§ To be done
Find the lines of data that contain the string "flutter", then list them.

(Stored items from a collection)
((
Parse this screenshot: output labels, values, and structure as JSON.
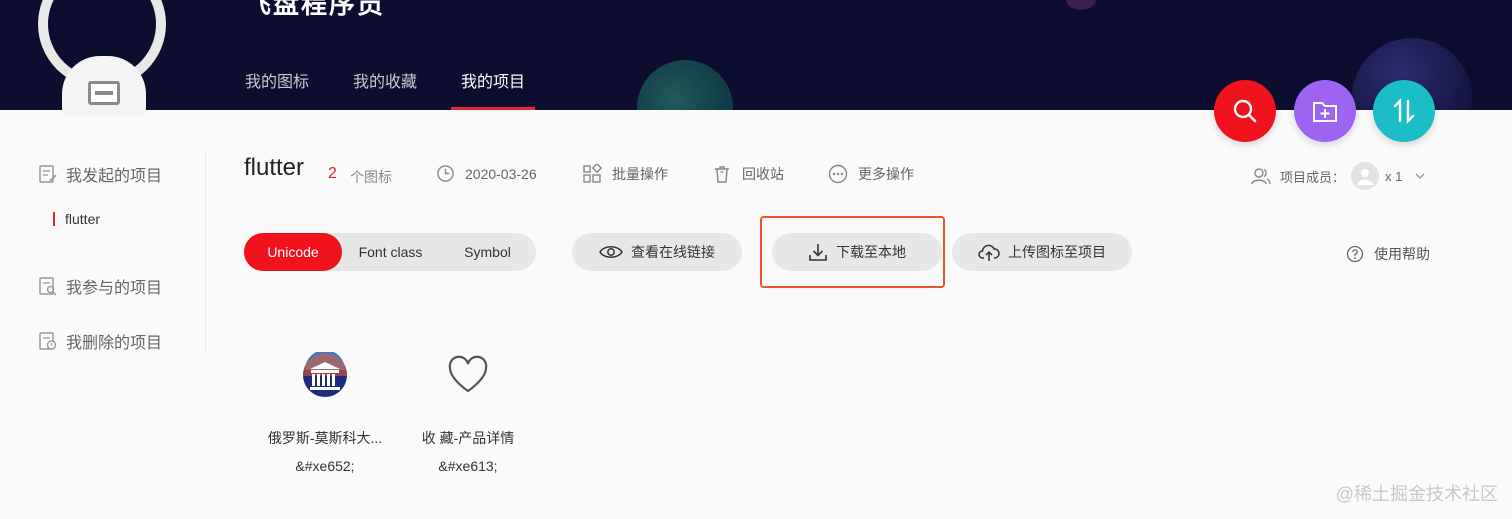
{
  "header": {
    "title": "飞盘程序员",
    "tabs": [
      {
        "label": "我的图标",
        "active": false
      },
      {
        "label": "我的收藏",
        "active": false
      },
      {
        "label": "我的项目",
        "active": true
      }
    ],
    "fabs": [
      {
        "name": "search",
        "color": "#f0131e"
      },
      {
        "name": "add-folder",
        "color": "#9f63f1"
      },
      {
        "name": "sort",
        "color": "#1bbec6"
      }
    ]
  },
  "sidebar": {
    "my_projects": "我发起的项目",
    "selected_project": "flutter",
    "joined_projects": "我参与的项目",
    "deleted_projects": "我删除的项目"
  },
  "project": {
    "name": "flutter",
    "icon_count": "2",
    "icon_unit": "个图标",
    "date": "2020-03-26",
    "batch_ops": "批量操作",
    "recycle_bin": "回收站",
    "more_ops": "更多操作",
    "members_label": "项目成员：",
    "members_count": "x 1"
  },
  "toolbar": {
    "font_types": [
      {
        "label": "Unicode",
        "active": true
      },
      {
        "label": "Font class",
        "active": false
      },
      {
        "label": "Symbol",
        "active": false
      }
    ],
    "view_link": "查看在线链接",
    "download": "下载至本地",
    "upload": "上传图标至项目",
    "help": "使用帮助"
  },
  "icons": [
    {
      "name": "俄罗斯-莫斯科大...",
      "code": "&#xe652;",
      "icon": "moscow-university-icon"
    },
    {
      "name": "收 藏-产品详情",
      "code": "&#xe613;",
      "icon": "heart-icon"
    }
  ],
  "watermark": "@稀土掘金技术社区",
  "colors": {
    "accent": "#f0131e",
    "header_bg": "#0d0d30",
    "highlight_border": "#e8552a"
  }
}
))
((
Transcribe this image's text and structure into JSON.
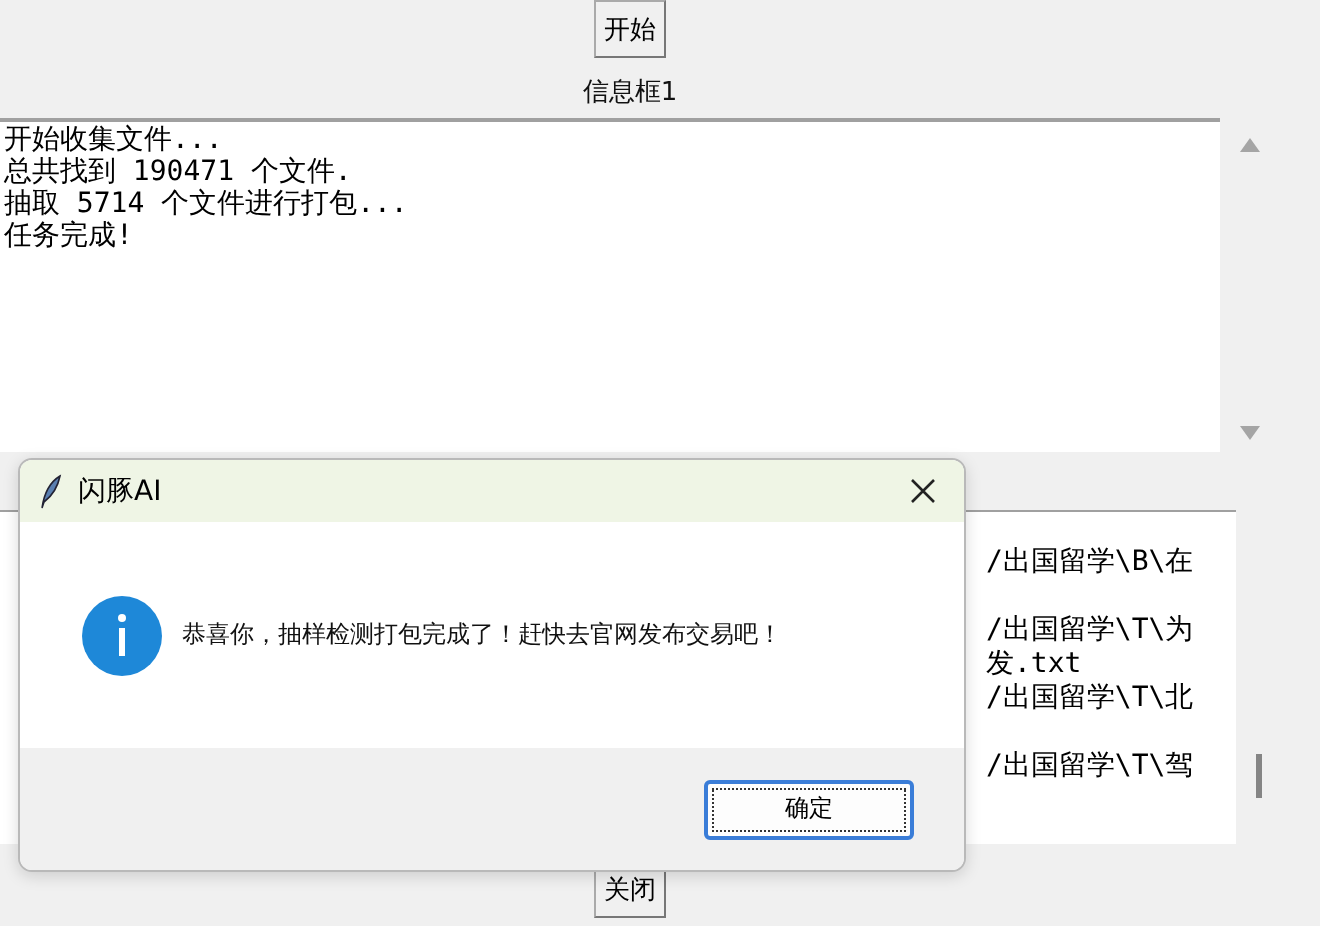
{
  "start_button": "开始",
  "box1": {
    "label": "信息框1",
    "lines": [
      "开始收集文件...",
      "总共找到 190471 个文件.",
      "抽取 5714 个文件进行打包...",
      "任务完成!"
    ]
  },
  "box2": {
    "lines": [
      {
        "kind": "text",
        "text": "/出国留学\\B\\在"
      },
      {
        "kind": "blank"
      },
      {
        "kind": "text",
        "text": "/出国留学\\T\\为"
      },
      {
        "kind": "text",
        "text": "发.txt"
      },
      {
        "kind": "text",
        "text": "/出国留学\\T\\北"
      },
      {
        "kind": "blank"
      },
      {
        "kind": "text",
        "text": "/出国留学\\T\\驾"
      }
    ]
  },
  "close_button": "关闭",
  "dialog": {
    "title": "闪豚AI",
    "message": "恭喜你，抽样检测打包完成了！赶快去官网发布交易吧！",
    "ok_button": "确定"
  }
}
))
§ Expected answer
    "selected_project": "flutter",
    "name": "flutter",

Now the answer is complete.